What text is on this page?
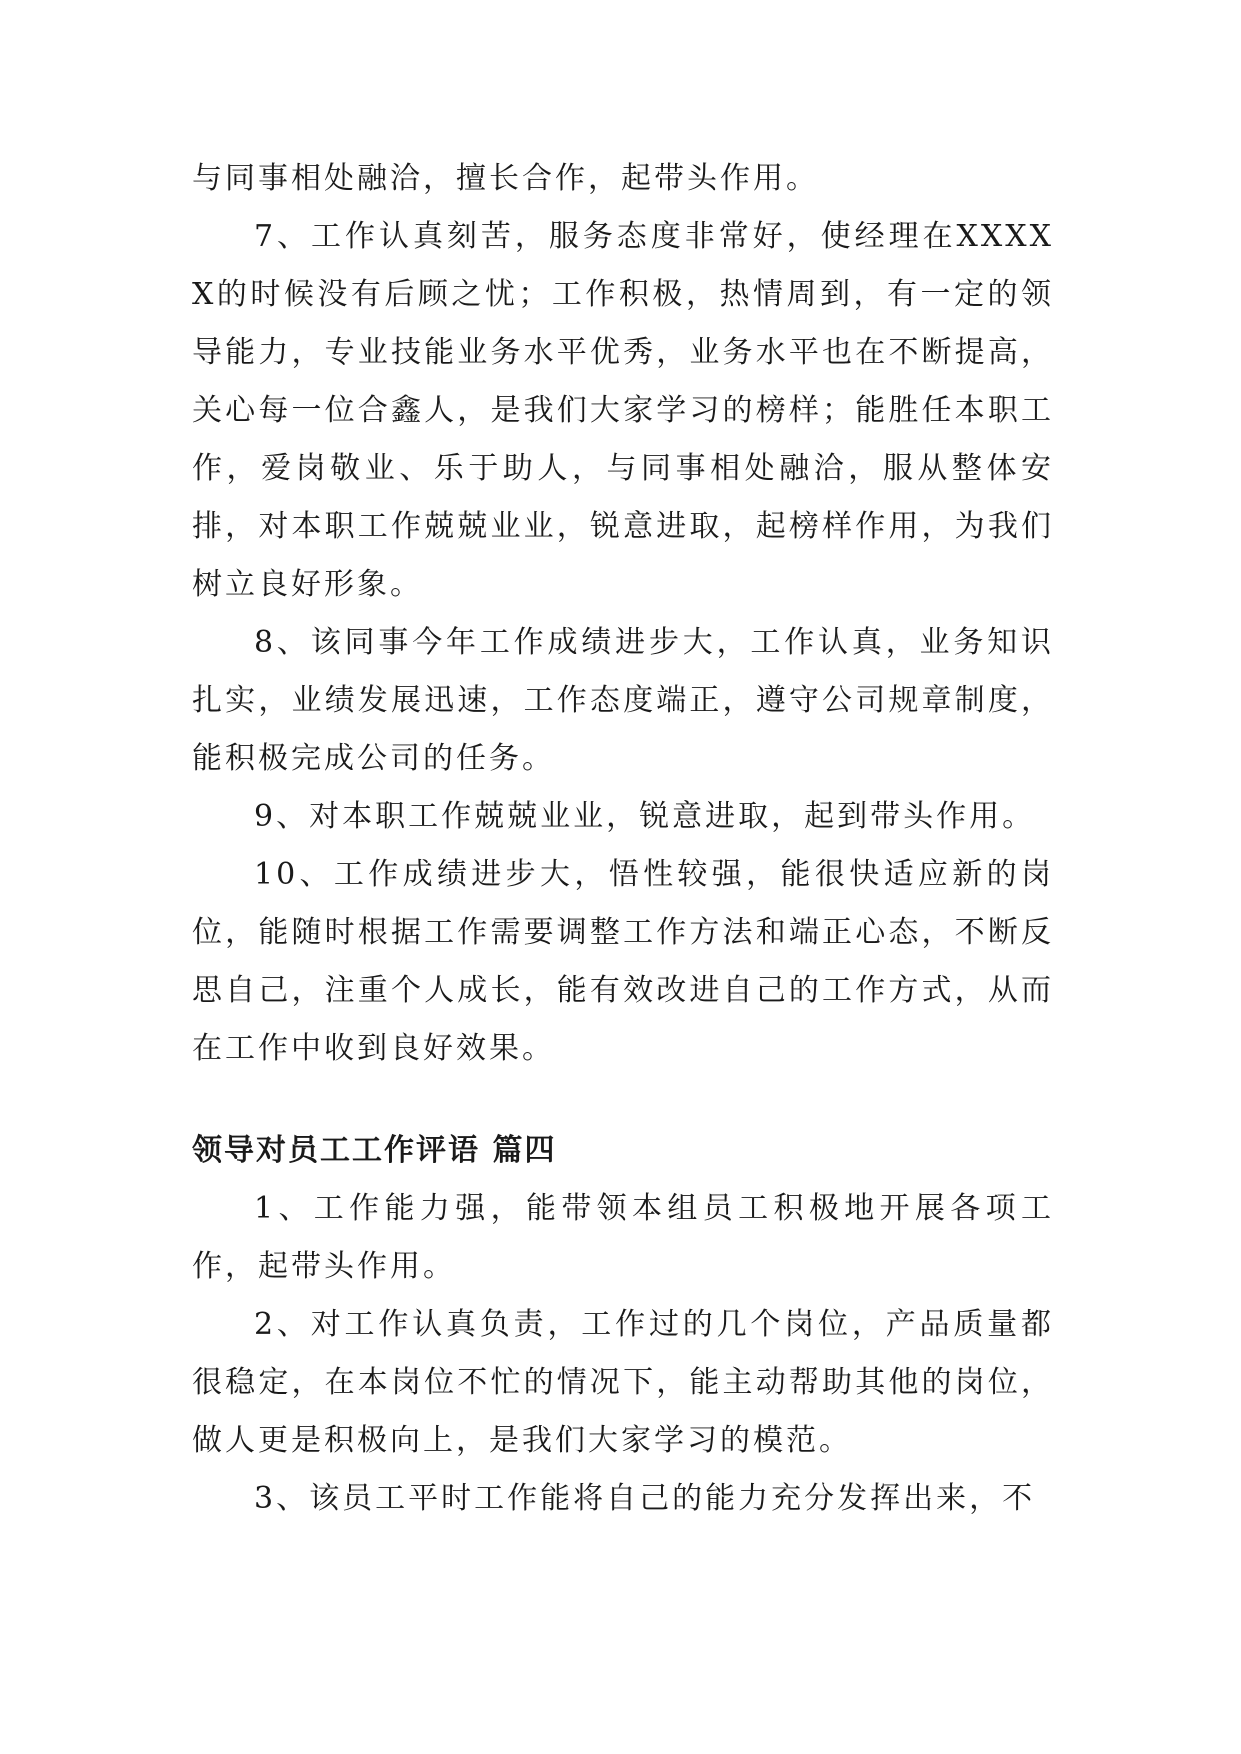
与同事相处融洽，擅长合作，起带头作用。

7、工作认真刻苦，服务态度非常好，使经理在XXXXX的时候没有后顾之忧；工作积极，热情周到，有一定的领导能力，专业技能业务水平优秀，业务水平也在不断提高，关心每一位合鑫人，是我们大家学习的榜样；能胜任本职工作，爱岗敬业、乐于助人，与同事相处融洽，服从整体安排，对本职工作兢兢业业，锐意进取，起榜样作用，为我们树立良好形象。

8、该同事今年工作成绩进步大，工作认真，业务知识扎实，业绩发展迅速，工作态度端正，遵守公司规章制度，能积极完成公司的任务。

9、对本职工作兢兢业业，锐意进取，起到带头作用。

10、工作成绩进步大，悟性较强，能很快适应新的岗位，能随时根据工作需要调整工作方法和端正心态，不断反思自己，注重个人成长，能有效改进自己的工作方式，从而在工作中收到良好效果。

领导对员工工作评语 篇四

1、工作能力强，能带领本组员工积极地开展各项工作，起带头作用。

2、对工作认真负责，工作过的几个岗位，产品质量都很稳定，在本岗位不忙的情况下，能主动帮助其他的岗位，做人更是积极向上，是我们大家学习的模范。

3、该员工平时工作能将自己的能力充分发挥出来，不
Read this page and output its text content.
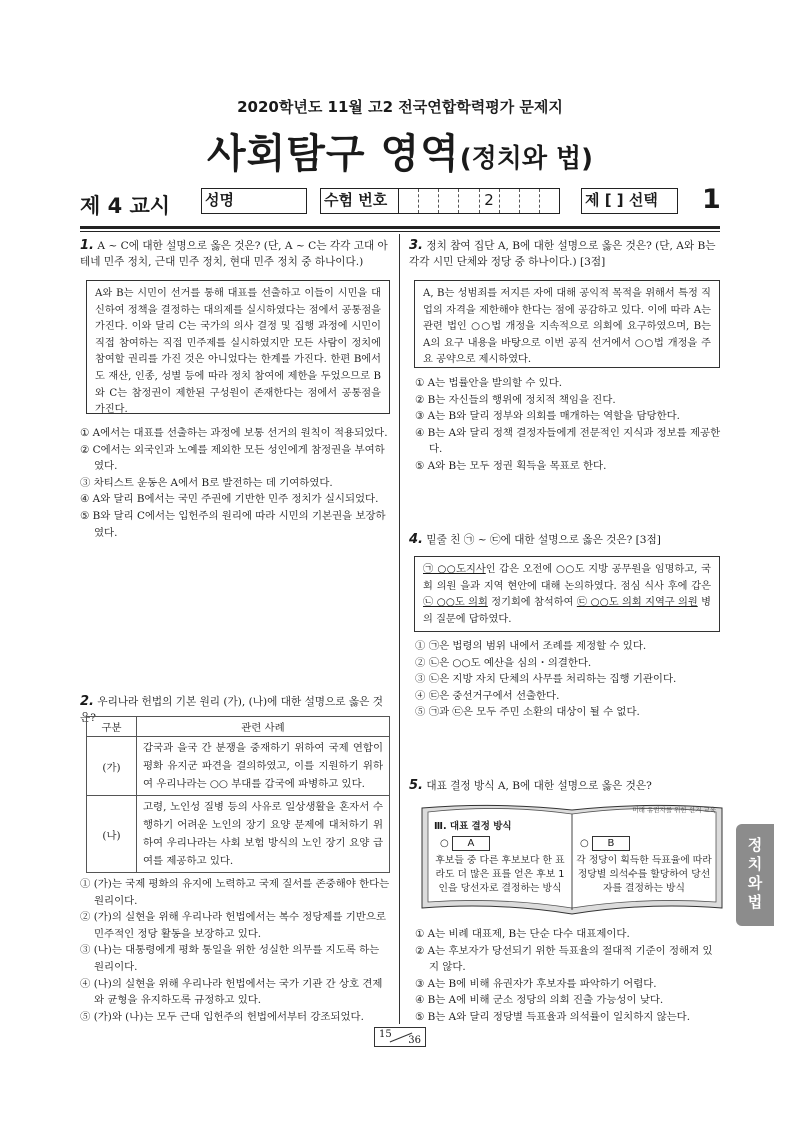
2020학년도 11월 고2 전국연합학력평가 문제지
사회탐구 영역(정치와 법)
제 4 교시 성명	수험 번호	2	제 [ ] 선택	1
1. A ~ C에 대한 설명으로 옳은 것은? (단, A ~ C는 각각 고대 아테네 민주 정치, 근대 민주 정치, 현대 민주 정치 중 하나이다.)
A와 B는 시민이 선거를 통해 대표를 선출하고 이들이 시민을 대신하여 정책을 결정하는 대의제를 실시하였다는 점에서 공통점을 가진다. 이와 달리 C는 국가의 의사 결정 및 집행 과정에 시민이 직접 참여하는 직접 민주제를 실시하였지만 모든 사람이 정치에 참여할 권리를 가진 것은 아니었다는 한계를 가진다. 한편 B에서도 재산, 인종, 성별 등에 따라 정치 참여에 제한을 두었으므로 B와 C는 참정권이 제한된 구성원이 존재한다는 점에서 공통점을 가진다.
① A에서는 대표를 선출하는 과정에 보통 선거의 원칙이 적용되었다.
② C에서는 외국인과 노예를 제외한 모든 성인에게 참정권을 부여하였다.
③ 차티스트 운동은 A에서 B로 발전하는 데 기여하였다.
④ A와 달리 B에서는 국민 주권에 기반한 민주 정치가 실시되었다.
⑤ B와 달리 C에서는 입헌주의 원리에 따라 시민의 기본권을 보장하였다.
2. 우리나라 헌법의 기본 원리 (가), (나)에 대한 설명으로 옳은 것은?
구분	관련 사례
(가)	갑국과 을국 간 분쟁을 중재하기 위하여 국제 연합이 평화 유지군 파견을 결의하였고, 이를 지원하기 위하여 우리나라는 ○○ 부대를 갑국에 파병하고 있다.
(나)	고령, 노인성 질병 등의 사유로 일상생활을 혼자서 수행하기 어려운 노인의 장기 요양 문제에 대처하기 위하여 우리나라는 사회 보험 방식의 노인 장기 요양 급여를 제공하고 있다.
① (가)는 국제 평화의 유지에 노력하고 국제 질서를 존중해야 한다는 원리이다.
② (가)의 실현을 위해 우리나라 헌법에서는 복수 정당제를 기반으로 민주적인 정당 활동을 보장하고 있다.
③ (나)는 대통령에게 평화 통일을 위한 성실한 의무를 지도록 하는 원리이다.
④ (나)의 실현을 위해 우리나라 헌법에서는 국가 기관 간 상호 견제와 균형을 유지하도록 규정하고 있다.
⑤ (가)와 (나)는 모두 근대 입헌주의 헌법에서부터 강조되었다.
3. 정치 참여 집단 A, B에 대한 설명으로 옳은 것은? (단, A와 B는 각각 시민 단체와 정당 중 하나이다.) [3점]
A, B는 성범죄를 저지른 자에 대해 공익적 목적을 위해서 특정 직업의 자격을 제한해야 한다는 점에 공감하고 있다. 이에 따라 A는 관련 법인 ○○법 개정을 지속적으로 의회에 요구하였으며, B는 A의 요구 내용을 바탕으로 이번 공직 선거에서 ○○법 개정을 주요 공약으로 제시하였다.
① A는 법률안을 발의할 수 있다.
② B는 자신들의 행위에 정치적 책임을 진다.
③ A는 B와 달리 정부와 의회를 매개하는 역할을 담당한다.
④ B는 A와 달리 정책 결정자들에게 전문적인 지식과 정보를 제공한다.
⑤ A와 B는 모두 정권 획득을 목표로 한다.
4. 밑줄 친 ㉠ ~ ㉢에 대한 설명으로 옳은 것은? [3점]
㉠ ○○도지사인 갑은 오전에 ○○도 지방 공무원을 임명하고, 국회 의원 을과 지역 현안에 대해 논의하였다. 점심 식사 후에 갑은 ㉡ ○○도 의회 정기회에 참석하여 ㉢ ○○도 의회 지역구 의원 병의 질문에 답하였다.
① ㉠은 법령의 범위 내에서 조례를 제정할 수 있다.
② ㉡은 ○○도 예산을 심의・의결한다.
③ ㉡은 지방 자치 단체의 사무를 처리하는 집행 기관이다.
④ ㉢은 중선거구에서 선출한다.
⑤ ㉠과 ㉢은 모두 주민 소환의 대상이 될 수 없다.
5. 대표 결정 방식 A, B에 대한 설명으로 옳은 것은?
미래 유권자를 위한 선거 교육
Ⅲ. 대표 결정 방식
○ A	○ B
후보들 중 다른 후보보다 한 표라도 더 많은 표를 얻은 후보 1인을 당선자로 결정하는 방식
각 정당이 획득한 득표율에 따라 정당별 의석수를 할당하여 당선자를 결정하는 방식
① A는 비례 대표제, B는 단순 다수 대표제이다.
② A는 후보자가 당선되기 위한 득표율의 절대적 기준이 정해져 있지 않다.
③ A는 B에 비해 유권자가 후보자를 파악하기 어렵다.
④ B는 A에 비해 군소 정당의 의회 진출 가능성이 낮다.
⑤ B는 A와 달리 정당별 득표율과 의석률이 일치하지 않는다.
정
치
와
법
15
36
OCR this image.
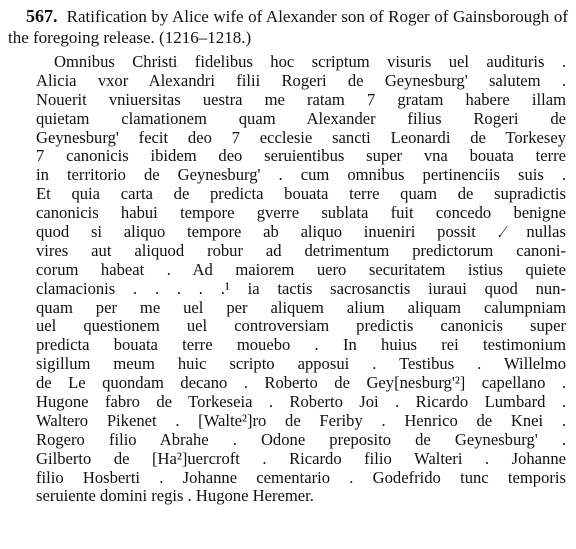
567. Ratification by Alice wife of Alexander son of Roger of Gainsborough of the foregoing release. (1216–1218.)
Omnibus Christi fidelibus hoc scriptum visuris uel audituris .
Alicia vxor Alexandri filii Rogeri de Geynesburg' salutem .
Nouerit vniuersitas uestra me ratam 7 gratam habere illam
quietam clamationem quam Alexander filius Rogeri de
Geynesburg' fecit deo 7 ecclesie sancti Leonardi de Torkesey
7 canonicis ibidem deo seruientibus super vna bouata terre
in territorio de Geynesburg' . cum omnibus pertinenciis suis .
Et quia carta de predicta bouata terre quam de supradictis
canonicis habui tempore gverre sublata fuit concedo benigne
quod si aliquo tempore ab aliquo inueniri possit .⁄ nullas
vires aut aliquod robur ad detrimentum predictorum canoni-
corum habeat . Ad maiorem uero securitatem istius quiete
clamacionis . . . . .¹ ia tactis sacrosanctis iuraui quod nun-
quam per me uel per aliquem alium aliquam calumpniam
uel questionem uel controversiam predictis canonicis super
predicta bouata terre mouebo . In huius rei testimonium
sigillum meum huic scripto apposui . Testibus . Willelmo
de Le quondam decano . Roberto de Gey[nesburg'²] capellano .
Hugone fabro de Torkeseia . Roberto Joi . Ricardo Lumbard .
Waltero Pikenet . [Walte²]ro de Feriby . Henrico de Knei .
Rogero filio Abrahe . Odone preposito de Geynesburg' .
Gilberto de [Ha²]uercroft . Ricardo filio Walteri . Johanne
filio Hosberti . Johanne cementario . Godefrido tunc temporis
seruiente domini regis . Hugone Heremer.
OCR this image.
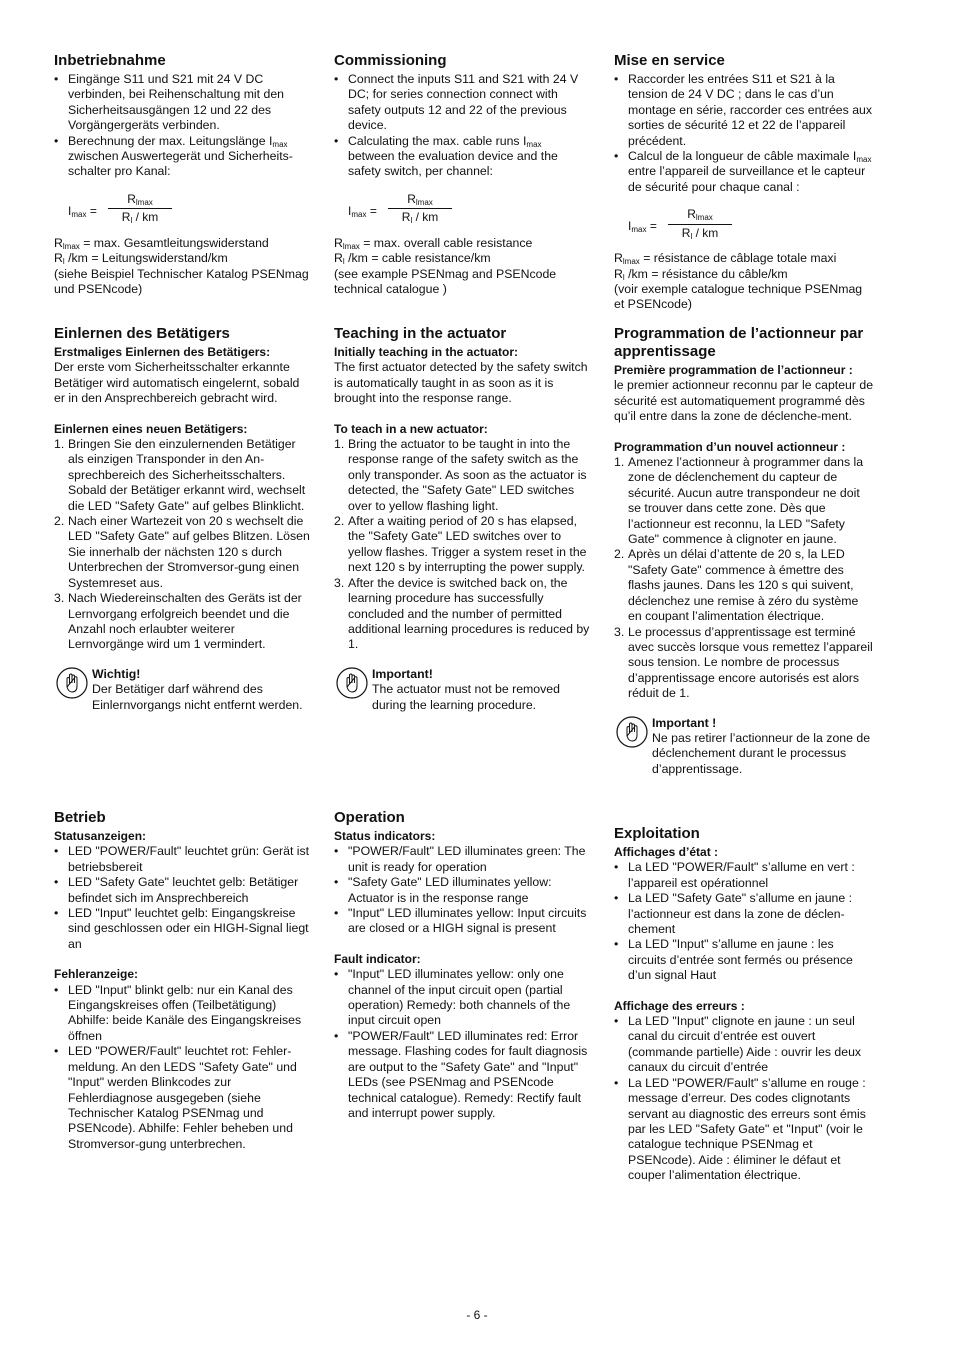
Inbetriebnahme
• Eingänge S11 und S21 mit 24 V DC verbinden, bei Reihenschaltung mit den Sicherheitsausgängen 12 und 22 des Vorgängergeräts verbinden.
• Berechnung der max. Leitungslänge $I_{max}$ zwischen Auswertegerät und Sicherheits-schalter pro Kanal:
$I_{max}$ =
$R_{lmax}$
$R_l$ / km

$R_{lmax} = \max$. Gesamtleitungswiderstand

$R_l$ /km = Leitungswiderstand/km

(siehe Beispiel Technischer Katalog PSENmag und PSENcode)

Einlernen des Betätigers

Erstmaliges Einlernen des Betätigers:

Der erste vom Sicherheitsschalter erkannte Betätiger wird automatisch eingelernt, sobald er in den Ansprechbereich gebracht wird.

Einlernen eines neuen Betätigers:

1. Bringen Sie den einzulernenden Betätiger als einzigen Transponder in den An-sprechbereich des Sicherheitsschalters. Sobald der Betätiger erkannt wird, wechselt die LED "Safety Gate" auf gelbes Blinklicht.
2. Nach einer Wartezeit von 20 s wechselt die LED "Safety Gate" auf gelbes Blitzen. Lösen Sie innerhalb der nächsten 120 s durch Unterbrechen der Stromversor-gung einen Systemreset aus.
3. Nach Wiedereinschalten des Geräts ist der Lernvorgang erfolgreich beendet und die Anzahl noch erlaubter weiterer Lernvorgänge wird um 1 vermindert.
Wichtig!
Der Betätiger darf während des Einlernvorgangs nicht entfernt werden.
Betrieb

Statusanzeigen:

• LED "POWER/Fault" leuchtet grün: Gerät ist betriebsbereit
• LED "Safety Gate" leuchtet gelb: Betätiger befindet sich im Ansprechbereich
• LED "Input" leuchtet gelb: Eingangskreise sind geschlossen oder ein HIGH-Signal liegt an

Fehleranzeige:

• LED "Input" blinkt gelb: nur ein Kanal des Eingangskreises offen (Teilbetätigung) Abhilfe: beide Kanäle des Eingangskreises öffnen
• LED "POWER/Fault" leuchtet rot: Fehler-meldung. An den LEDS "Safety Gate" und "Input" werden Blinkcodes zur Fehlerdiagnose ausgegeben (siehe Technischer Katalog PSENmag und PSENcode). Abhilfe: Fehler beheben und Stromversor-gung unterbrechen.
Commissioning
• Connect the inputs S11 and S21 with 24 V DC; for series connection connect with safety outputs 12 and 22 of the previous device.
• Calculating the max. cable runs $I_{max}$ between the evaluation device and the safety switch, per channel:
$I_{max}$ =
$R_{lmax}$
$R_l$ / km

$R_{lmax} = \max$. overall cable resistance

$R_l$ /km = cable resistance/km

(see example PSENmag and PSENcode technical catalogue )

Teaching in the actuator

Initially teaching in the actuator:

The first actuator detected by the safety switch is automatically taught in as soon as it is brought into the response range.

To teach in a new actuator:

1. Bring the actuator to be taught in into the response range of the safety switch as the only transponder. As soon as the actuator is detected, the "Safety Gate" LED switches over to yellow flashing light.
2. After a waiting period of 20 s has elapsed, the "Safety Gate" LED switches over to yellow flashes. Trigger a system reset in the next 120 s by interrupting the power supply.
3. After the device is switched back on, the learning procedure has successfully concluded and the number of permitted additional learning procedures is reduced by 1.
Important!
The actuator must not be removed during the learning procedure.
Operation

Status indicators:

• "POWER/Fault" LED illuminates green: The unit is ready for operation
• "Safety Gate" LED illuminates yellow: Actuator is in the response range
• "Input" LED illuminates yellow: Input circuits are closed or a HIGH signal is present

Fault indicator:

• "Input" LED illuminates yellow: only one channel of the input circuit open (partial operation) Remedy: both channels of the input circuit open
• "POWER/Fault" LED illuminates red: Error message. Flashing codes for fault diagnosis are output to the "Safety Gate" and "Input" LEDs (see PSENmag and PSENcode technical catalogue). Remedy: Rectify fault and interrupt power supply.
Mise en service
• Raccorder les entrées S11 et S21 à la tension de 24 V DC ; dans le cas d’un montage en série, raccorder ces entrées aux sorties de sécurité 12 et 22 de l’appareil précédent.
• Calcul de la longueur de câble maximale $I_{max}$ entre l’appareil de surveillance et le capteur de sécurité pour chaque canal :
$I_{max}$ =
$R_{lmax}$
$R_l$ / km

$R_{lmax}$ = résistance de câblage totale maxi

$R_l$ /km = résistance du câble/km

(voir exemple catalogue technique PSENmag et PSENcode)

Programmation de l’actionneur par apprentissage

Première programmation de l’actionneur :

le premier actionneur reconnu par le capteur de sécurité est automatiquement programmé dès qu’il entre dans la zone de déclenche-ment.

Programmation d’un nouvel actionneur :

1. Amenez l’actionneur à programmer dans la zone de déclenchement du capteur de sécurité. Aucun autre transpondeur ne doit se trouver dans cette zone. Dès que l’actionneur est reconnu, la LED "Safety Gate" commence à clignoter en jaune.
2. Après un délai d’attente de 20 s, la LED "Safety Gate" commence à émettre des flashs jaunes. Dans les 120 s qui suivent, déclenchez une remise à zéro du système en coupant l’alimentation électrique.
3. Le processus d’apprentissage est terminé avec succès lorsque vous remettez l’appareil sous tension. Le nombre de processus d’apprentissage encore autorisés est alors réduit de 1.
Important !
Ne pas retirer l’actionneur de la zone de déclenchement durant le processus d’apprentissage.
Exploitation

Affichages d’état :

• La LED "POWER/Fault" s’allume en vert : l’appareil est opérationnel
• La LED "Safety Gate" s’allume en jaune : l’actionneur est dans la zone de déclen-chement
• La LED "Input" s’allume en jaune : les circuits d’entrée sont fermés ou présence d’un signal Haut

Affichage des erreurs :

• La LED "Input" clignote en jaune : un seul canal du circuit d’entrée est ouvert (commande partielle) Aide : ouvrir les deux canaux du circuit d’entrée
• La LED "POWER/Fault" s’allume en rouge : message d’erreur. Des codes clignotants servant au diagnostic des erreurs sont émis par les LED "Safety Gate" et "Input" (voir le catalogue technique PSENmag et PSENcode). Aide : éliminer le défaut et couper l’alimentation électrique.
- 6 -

● The exercise
Show the lines that mention the word "Abhilfe".

● Reply
• LED "Input" blinkt gelb: nur ein Kanal des Eingangskreises offen (Teilbetätigung) Abhilfe: beide Kanäle des Eingangskreises öffnen
• LED "POWER/Fault" leuchtet rot: Fehler-meldung. An den LEDS "Safety Gate" und "Input" werden Blinkcodes zur Fehlerdiagnose ausgegeben (siehe Technischer Katalog PSENmag und PSENcode). Abhilfe: Fehler beheben und Stromversor-gung unterbrechen.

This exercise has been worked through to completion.